╭──

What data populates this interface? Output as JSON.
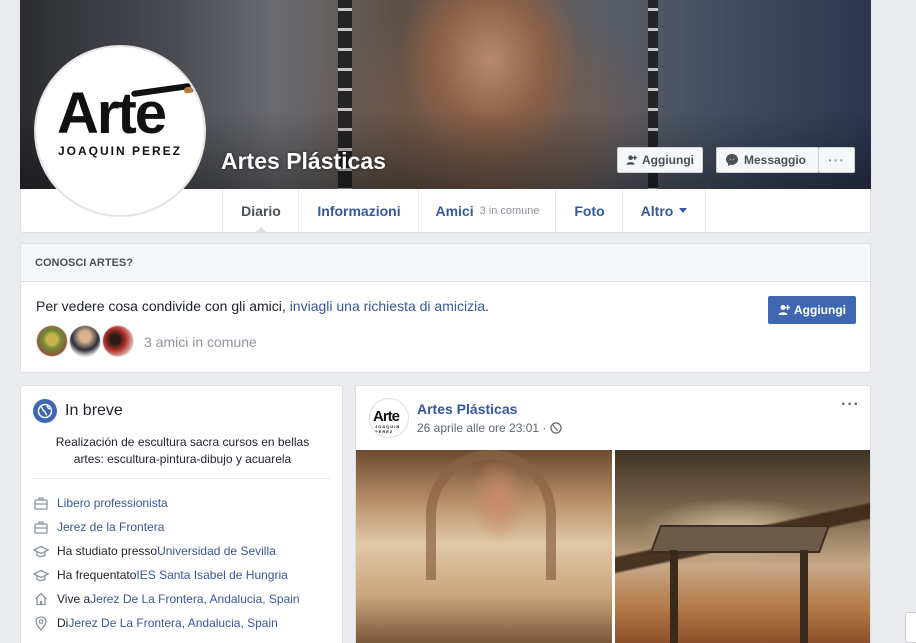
{
  "header": {
    "page_name": "Artes Plásticas",
    "add_friend_label": "Aggiungi",
    "message_label": "Messaggio",
    "more_label": "···"
  },
  "profile_logo": {
    "word": "Arte",
    "sub": "JOAQUIN PEREZ"
  },
  "tabs": [
    {
      "label": "Diario",
      "active": true
    },
    {
      "label": "Informazioni"
    },
    {
      "label": "Amici",
      "sub": "3 in comune"
    },
    {
      "label": "Foto"
    },
    {
      "label": "Altro"
    }
  ],
  "conosci": {
    "heading": "CONOSCI ARTES?",
    "text_plain": "Per vedere cosa condivide con gli amici, ",
    "text_link": "inviagli una richiesta di amicizia",
    "text_end": ".",
    "add_label": "Aggiungi",
    "mutual_text": "3 amici in comune"
  },
  "intro": {
    "title": "In breve",
    "bio": "Realización de escultura sacra cursos en bellas artes: escultura-pintura-dibujo y acuarela",
    "rows": [
      {
        "icon": "briefcase-icon",
        "link": "Libero professionista"
      },
      {
        "icon": "briefcase-icon",
        "link": "Jerez de la Frontera"
      },
      {
        "icon": "graduation-cap-icon",
        "prefix": "Ha studiato presso ",
        "link": "Universidad de Sevilla"
      },
      {
        "icon": "graduation-cap-icon",
        "prefix": "Ha frequentato ",
        "link": "IES Santa Isabel de Hungria"
      },
      {
        "icon": "home-icon",
        "prefix": "Vive a ",
        "link": "Jerez De La Frontera, Andalucia, Spain"
      },
      {
        "icon": "location-pin-icon",
        "prefix": "Di ",
        "link": "Jerez De La Frontera, Andalucia, Spain"
      }
    ]
  },
  "post": {
    "author": "Artes Plásticas",
    "date": "26 aprile alle ore 23:01 ·",
    "menu": "···",
    "avatar_word": "Arte",
    "avatar_sub": "JOAQUIN PEREZ"
  },
  "colors": {
    "link": "#365899",
    "button_blue": "#4267b2",
    "background": "#e9ebee"
  }
}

╰──

Return the listing above in full and without alteration, excluding its pictures.

What data populates this interface? Output as JSON.
{
  "header": {
    "page_name": "Artes Plásticas",
    "add_friend_label": "Aggiungi",
    "message_label": "Messaggio",
    "more_label": "···"
  },
  "profile_logo": {
    "word": "Arte",
    "sub": "JOAQUIN PEREZ"
  },
  "tabs": [
    {
      "label": "Diario",
      "active": true
    },
    {
      "label": "Informazioni"
    },
    {
      "label": "Amici",
      "sub": "3 in comune"
    },
    {
      "label": "Foto"
    },
    {
      "label": "Altro"
    }
  ],
  "conosci": {
    "heading": "CONOSCI ARTES?",
    "text_plain": "Per vedere cosa condivide con gli amici, ",
    "text_link": "inviagli una richiesta di amicizia",
    "text_end": ".",
    "add_label": "Aggiungi",
    "mutual_text": "3 amici in comune"
  },
  "intro": {
    "title": "In breve",
    "bio": "Realización de escultura sacra cursos en bellas artes: escultura-pintura-dibujo y acuarela",
    "rows": [
      {
        "icon": "briefcase-icon",
        "link": "Libero professionista"
      },
      {
        "icon": "briefcase-icon",
        "link": "Jerez de la Frontera"
      },
      {
        "icon": "graduation-cap-icon",
        "prefix": "Ha studiato presso ",
        "link": "Universidad de Sevilla"
      },
      {
        "icon": "graduation-cap-icon",
        "prefix": "Ha frequentato ",
        "link": "IES Santa Isabel de Hungria"
      },
      {
        "icon": "home-icon",
        "prefix": "Vive a ",
        "link": "Jerez De La Frontera, Andalucia, Spain"
      },
      {
        "icon": "location-pin-icon",
        "prefix": "Di ",
        "link": "Jerez De La Frontera, Andalucia, Spain"
      }
    ]
  },
  "post": {
    "author": "Artes Plásticas",
    "date": "26 aprile alle ore 23:01 ·",
    "menu": "···",
    "avatar_word": "Arte",
    "avatar_sub": "JOAQUIN PEREZ"
  },
  "colors": {
    "link": "#365899",
    "button_blue": "#4267b2",
    "background": "#e9ebee"
  }
}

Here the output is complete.